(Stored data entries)
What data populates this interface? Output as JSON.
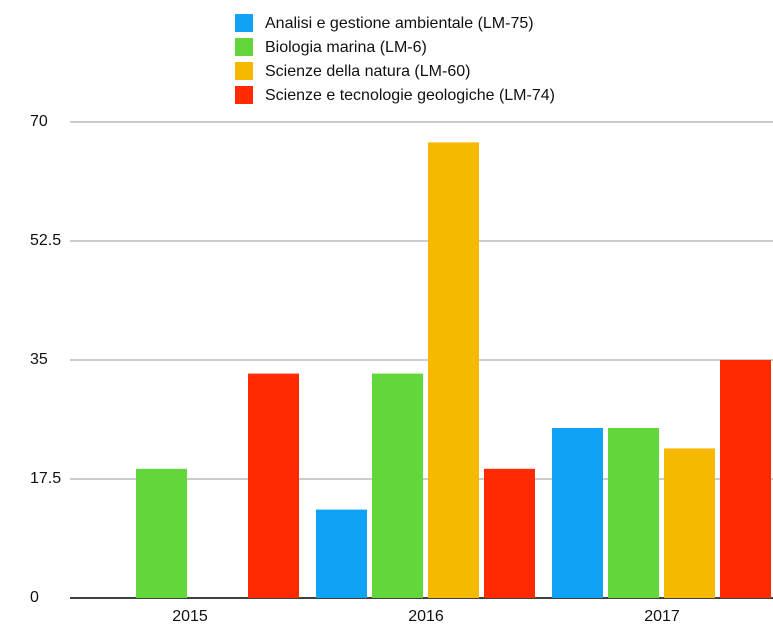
{
  "chart_data": {
    "type": "bar",
    "categories": [
      "2015",
      "2016",
      "2017"
    ],
    "series": [
      {
        "name": "Analisi e gestione ambientale (LM-75)",
        "color": "#0fa2f5",
        "values": [
          null,
          13,
          25
        ]
      },
      {
        "name": "Biologia marina (LM-6)",
        "color": "#62d63b",
        "values": [
          19,
          33,
          25
        ]
      },
      {
        "name": "Scienze della natura (LM-60)",
        "color": "#f7b900",
        "values": [
          null,
          67,
          22
        ]
      },
      {
        "name": "Scienze e tecnologie geologiche (LM-74)",
        "color": "#ff2a00",
        "values": [
          33,
          19,
          35
        ]
      }
    ],
    "ylim": [
      0,
      70
    ],
    "yticks": [
      0,
      17.5,
      35,
      52.5,
      70
    ],
    "grid": true,
    "legend": "top"
  }
}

* **Objective**: Reproduce every line exactly and omit all pictures.

* **Right answer**:
What data populates this interface? Output as JSON.
{
  "chart_data": {
    "type": "bar",
    "categories": [
      "2015",
      "2016",
      "2017"
    ],
    "series": [
      {
        "name": "Analisi e gestione ambientale (LM-75)",
        "color": "#0fa2f5",
        "values": [
          null,
          13,
          25
        ]
      },
      {
        "name": "Biologia marina (LM-6)",
        "color": "#62d63b",
        "values": [
          19,
          33,
          25
        ]
      },
      {
        "name": "Scienze della natura (LM-60)",
        "color": "#f7b900",
        "values": [
          null,
          67,
          22
        ]
      },
      {
        "name": "Scienze e tecnologie geologiche (LM-74)",
        "color": "#ff2a00",
        "values": [
          33,
          19,
          35
        ]
      }
    ],
    "ylim": [
      0,
      70
    ],
    "yticks": [
      0,
      17.5,
      35,
      52.5,
      70
    ],
    "grid": true,
    "legend": "top"
  }
}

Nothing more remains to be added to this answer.